Exercise
Identify each line below containing the string "frac" and copy it.

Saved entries
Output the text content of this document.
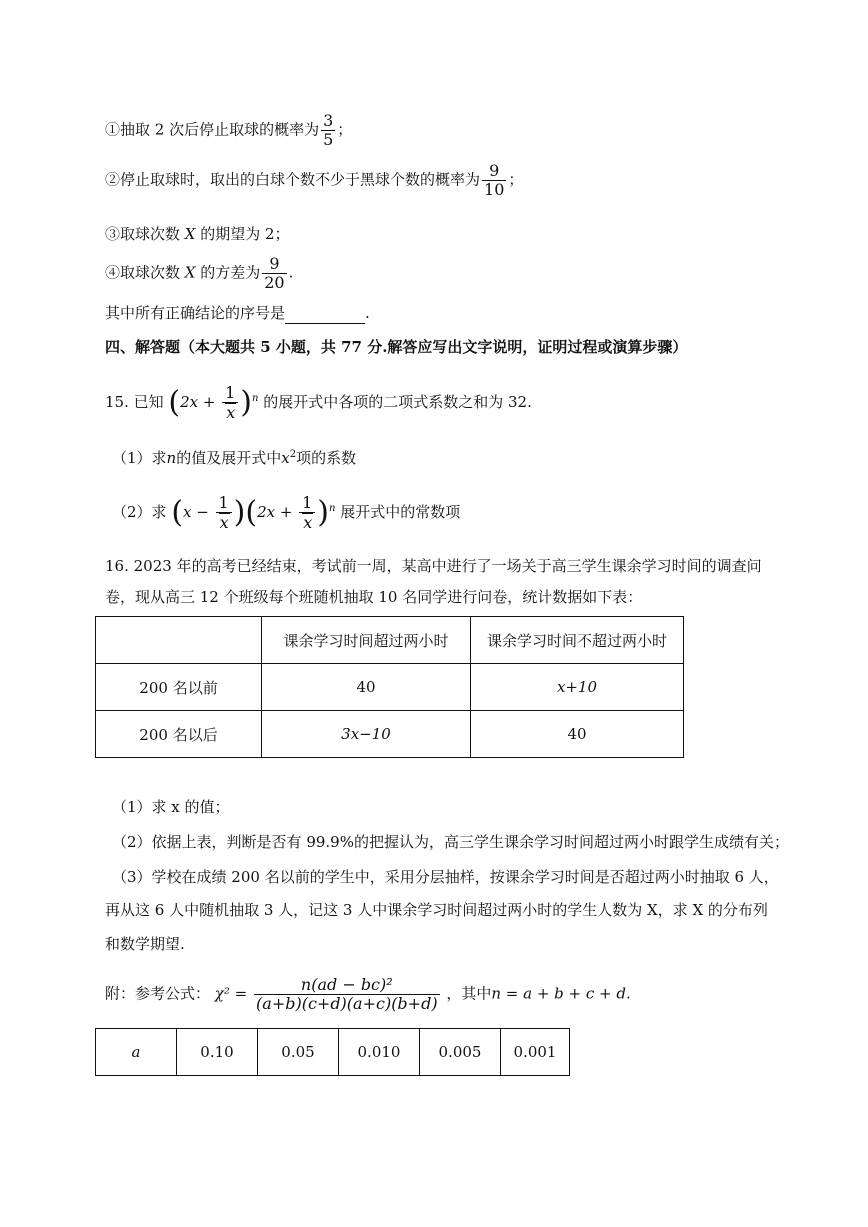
①抽取 2 次后停止取球的概率为 $\frac{3}{5}$ ；
②停止取球时，取出的白球个数不少于黑球个数的概率为 $\frac{9}{10}$ ；
③取球次数 X 的期望为 2；
④取球次数 X 的方差为 $\frac{9}{20}$ .
其中所有正确结论的序号是	.
四、解答题（本大题共 5 小题，共 77 分.解答应写出文字说明，证明过程或演算步骤）
15. 已知 $(2x + \frac{1}{x} )^n$ 的展开式中各项的二项式系数之和为 32.
（1）求n的值及展开式中$x^2$项的系数
（2）求 $(x - \frac{1}{x} )(2x + \frac{1}{x} )^n$ 展开式中的常数项
16. 2023 年的高考已经结束，考试前一周，某高中进行了一场关于高三学生课余学习时间的调查问
卷，现从高三 12 个班级每个班随机抽取 10 名同学进行问卷，统计数据如下表：
	课余学习时间超过两小时	课余学习时间不超过两小时
200 名以前	40	x+10
200 名以后	3x−10	40
（1）求 x 的值；
（2）依据上表，判断是否有 99.9%的把握认为，高三学生课余学习时间超过两小时跟学生成绩有关；
（3）学校在成绩 200 名以前的学生中，采用分层抽样，按课余学习时间是否超过两小时抽取 6 人，
再从这 6 人中随机抽取 3 人，记这 3 人中课余学习时间超过两小时的学生人数为 X，求 X 的分布列
和数学期望.
附：参考公式： $\chi^2 = \frac{\text{n(ad − bc)²}}{(a+b)(c+d)(a+c)(b+d)}$ ，其中n = a + b + c + d.
a	0.10	0.05	0.010	0.005	0.001
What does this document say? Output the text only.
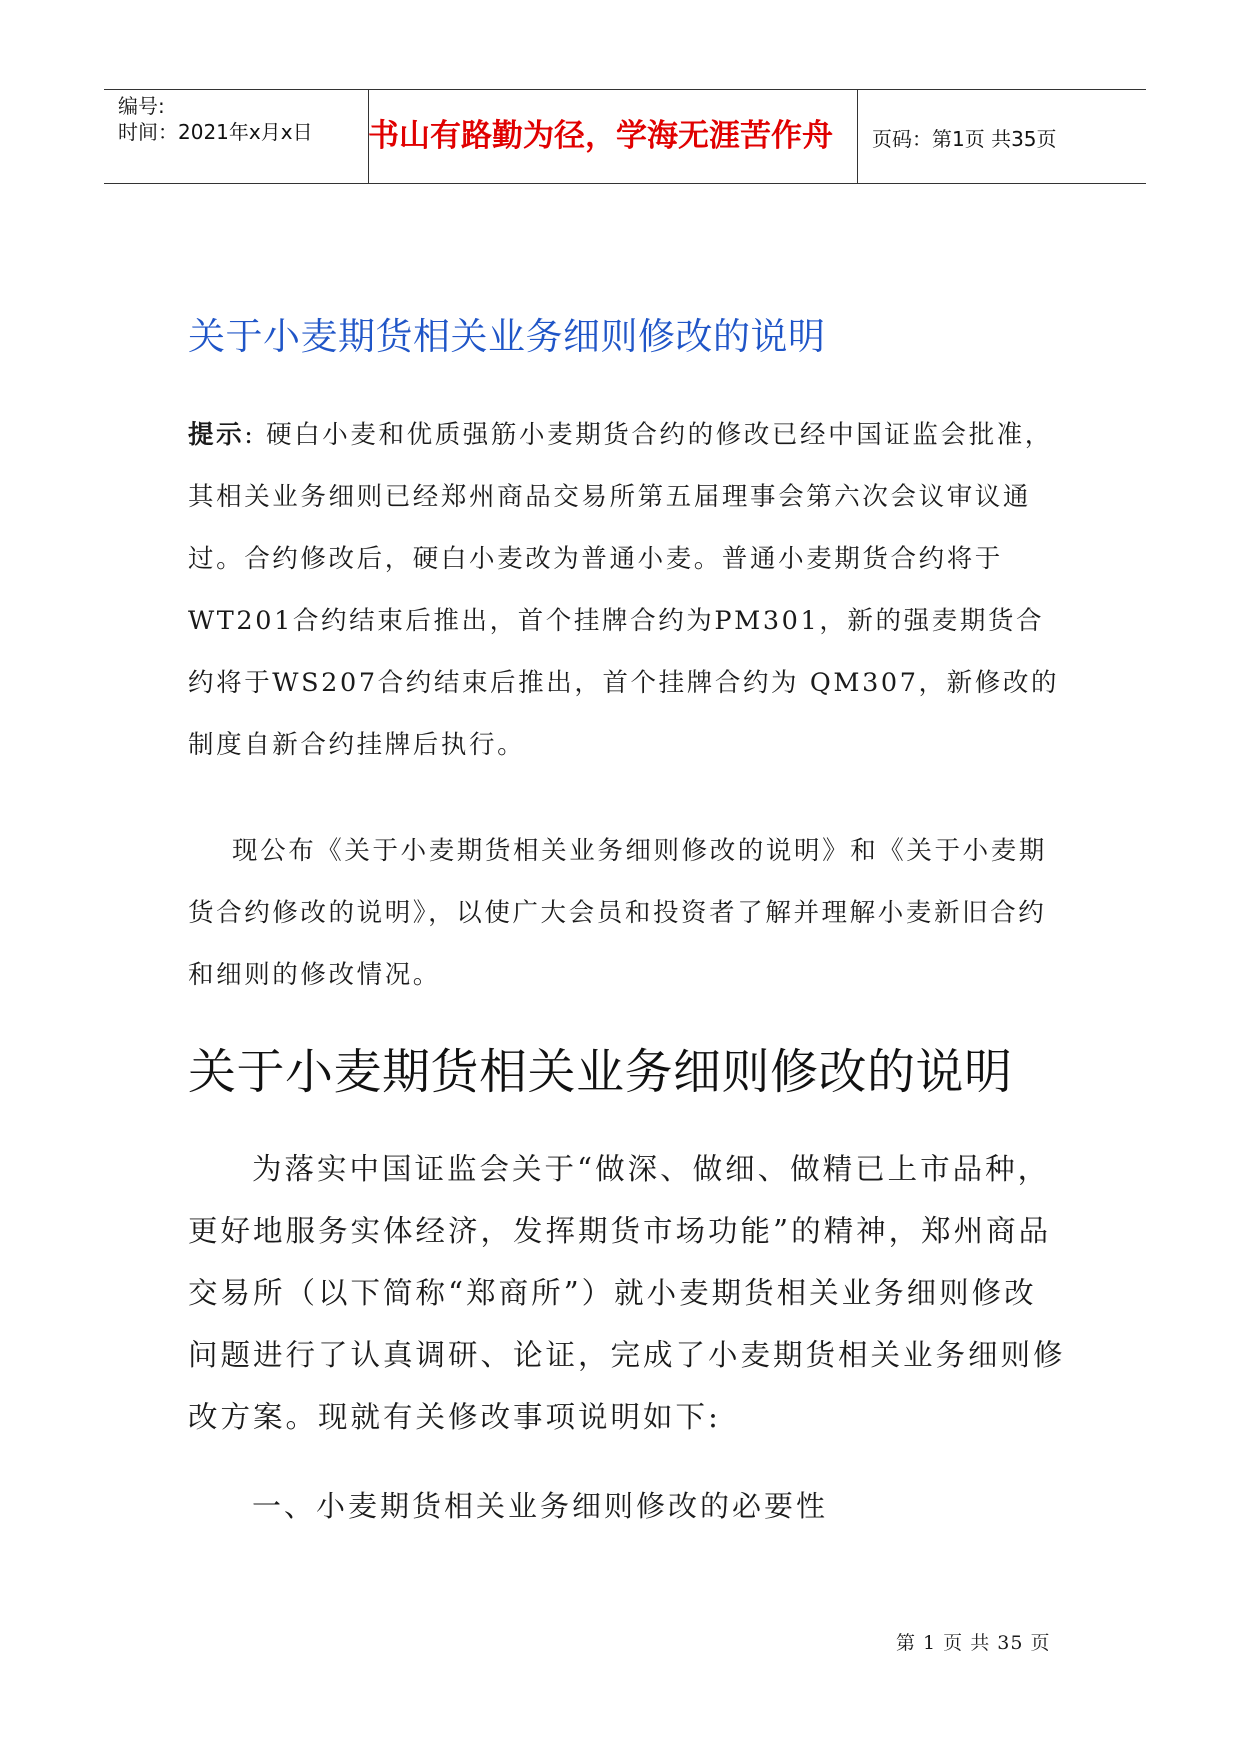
编号:
时间：2021年x月x日 书山有路勤为径，学海无涯苦作舟	页码：第1页 共35页
关于小麦期货相关业务细则修改的说明
提示: 硬白小麦和优质强筋小麦期货合约的修改已经中国证监会批准，其相关业务细则已经郑州商品交易所第五届理事会第六次会议审议通过。合约修改后，硬白小麦改为普通小麦。普通小麦期货合约将于WT201合约结束后推出，首个挂牌合约为PM301，新的强麦期货合约将于WS207合约结束后推出，首个挂牌合约为 QM307，新修改的制度自新合约挂牌后执行。
现公布《关于小麦期货相关业务细则修改的说明》和《关于小麦期货合约修改的说明》，以使广大会员和投资者了解并理解小麦新旧合约和细则的修改情况。
关于小麦期货相关业务细则修改的说明
为落实中国证监会关于“做深、做细、做精已上市品种，更好地服务实体经济，发挥期货市场功能”的精神，郑州商品交易所（以下简称“郑商所”）就小麦期货相关业务细则修改问题进行了认真调研、论证，完成了小麦期货相关业务细则修改方案。现就有关修改事项说明如下:
一、小麦期货相关业务细则修改的必要性
第 1 页 共 35 页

Output
①抽取 2 次后停止取球的概率为 $\frac{3}{5}$ ；
②停止取球时，取出的白球个数不少于黑球个数的概率为 $\frac{9}{10}$ ；
④取球次数 X 的方差为 $\frac{9}{20}$ .
15. 已知 $(2x + \frac{1}{x} )^n$ 的展开式中各项的二项式系数之和为 32.
（2）求 $(x - \frac{1}{x} )(2x + \frac{1}{x} )^n$ 展开式中的常数项
附：参考公式： $\chi^2 = \frac{\text{n(ad − bc)²}}{(a+b)(c+d)(a+c)(b+d)}$ ，其中n = a + b + c + d.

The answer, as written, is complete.